• **WHAT IS EXPECTED**
Nothing in the records should change; write them all out again.

• **MATERIAL FOR THE TASK**
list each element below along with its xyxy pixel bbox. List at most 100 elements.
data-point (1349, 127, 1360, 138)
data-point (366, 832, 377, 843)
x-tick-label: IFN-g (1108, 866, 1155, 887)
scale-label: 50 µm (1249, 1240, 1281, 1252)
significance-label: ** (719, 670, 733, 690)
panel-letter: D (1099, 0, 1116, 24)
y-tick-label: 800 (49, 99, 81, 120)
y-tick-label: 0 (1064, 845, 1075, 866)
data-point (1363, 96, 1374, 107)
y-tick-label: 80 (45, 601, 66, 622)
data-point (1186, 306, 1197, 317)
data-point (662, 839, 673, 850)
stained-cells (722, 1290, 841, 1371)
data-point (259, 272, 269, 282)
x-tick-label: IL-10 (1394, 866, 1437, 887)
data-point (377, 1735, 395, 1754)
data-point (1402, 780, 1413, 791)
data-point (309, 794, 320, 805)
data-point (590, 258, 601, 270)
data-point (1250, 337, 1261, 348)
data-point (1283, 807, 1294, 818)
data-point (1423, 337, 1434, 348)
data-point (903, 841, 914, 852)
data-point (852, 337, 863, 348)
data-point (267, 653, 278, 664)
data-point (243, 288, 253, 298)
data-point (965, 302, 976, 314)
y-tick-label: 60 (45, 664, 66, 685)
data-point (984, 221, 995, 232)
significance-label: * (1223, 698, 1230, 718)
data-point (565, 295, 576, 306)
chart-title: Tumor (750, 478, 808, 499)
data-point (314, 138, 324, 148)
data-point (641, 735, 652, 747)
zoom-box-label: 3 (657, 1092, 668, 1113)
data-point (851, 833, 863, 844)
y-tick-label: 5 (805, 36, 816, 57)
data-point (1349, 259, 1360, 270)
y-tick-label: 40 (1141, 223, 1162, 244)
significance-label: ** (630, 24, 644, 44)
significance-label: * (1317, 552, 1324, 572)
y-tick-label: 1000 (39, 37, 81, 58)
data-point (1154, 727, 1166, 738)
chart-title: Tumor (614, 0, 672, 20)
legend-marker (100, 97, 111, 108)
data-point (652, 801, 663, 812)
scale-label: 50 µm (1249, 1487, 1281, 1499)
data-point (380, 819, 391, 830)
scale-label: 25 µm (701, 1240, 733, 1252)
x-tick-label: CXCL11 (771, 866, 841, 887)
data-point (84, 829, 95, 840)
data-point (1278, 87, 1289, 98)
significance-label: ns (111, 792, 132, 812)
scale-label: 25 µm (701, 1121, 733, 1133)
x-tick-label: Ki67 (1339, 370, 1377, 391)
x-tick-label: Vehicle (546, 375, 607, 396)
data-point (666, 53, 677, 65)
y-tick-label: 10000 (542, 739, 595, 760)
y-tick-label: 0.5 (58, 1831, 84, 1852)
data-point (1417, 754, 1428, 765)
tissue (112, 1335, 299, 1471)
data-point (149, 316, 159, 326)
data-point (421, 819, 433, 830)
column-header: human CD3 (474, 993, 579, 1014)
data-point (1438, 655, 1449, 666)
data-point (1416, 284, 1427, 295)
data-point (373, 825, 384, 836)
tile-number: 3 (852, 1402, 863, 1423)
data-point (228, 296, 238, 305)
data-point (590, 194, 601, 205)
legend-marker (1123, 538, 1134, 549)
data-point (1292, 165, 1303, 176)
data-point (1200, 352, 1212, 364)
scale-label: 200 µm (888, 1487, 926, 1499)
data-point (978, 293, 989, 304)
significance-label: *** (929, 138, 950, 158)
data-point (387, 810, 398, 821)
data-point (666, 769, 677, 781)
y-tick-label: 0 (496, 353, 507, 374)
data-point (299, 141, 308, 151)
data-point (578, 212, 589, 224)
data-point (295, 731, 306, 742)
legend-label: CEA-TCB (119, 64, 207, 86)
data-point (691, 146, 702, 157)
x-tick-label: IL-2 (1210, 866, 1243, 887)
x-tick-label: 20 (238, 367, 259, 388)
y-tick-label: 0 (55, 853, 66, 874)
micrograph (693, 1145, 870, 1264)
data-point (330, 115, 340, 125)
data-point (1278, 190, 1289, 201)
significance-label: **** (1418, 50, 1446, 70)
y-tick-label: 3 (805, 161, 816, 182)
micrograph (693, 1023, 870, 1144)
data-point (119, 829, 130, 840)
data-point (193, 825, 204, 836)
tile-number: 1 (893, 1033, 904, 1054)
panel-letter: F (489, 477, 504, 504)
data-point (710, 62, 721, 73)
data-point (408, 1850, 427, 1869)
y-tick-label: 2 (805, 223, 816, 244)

• **SOLUTION**
list each element below along with its xyxy pixel bbox. List at most 100 elements.
data-point (1349, 127, 1360, 138)
data-point (366, 832, 377, 843)
x-tick-label: IFN-g (1108, 866, 1155, 887)
scale-label: 50 µm (1249, 1240, 1281, 1252)
significance-label: ** (719, 670, 733, 690)
panel-letter: D (1099, 0, 1116, 24)
y-tick-label: 800 (49, 99, 81, 120)
y-tick-label: 0 (1064, 845, 1075, 866)
data-point (1363, 96, 1374, 107)
y-tick-label: 80 (45, 601, 66, 622)
data-point (1186, 306, 1197, 317)
data-point (662, 839, 673, 850)
stained-cells (722, 1290, 841, 1371)
data-point (259, 272, 269, 282)
x-tick-label: IL-10 (1394, 866, 1437, 887)
data-point (377, 1735, 395, 1754)
data-point (1402, 780, 1413, 791)
data-point (309, 794, 320, 805)
data-point (590, 258, 601, 270)
data-point (1250, 337, 1261, 348)
data-point (1283, 807, 1294, 818)
data-point (1423, 337, 1434, 348)
data-point (903, 841, 914, 852)
data-point (852, 337, 863, 348)
data-point (267, 653, 278, 664)
data-point (243, 288, 253, 298)
data-point (965, 302, 976, 314)
y-tick-label: 60 (45, 664, 66, 685)
data-point (984, 221, 995, 232)
significance-label: * (1223, 698, 1230, 718)
data-point (565, 295, 576, 306)
chart-title: Tumor (750, 478, 808, 499)
data-point (314, 138, 324, 148)
data-point (641, 735, 652, 747)
zoom-box-label: 3 (657, 1092, 668, 1113)
data-point (851, 833, 863, 844)
y-tick-label: 5 (805, 36, 816, 57)
data-point (1349, 259, 1360, 270)
y-tick-label: 40 (1141, 223, 1162, 244)
significance-label: ** (630, 24, 644, 44)
significance-label: * (1317, 552, 1324, 572)
y-tick-label: 1000 (39, 37, 81, 58)
data-point (1154, 727, 1166, 738)
chart-title: Tumor (614, 0, 672, 20)
legend-marker (100, 97, 111, 108)
data-point (652, 801, 663, 812)
scale-label: 50 µm (1249, 1487, 1281, 1499)
data-point (380, 819, 391, 830)
scale-label: 25 µm (701, 1240, 733, 1252)
x-tick-label: CXCL11 (771, 866, 841, 887)
data-point (84, 829, 95, 840)
data-point (1278, 87, 1289, 98)
significance-label: ns (111, 792, 132, 812)
scale-label: 25 µm (701, 1121, 733, 1133)
x-tick-label: Ki67 (1339, 370, 1377, 391)
x-tick-label: Vehicle (546, 375, 607, 396)
data-point (666, 53, 677, 65)
y-tick-label: 10000 (542, 739, 595, 760)
y-tick-label: 0.5 (58, 1831, 84, 1852)
data-point (1417, 754, 1428, 765)
tissue (112, 1335, 299, 1471)
data-point (149, 316, 159, 326)
data-point (421, 819, 433, 830)
column-header: human CD3 (474, 993, 579, 1014)
data-point (1438, 655, 1449, 666)
data-point (1416, 284, 1427, 295)
data-point (373, 825, 384, 836)
tile-number: 3 (852, 1402, 863, 1423)
data-point (228, 296, 238, 305)
data-point (590, 194, 601, 205)
legend-marker (1123, 538, 1134, 549)
data-point (1292, 165, 1303, 176)
data-point (1200, 352, 1212, 364)
scale-label: 200 µm (888, 1487, 926, 1499)
data-point (978, 293, 989, 304)
significance-label: *** (929, 138, 950, 158)
data-point (387, 810, 398, 821)
data-point (666, 769, 677, 781)
y-tick-label: 0 (496, 353, 507, 374)
data-point (299, 141, 308, 151)
data-point (578, 212, 589, 224)
data-point (295, 731, 306, 742)
legend-label: CEA-TCB (119, 64, 207, 86)
data-point (691, 146, 702, 157)
x-tick-label: IL-2 (1210, 866, 1243, 887)
x-tick-label: 20 (238, 367, 259, 388)
y-tick-label: 0 (55, 853, 66, 874)
micrograph (693, 1145, 870, 1264)
data-point (330, 115, 340, 125)
data-point (1278, 190, 1289, 201)
significance-label: **** (1418, 50, 1446, 70)
y-tick-label: 3 (805, 161, 816, 182)
micrograph (693, 1023, 870, 1144)
data-point (119, 829, 130, 840)
data-point (193, 825, 204, 836)
tile-number: 1 (893, 1033, 904, 1054)
panel-letter: F (489, 477, 504, 504)
data-point (710, 62, 721, 73)
data-point (408, 1850, 427, 1869)
y-tick-label: 2 (805, 223, 816, 244)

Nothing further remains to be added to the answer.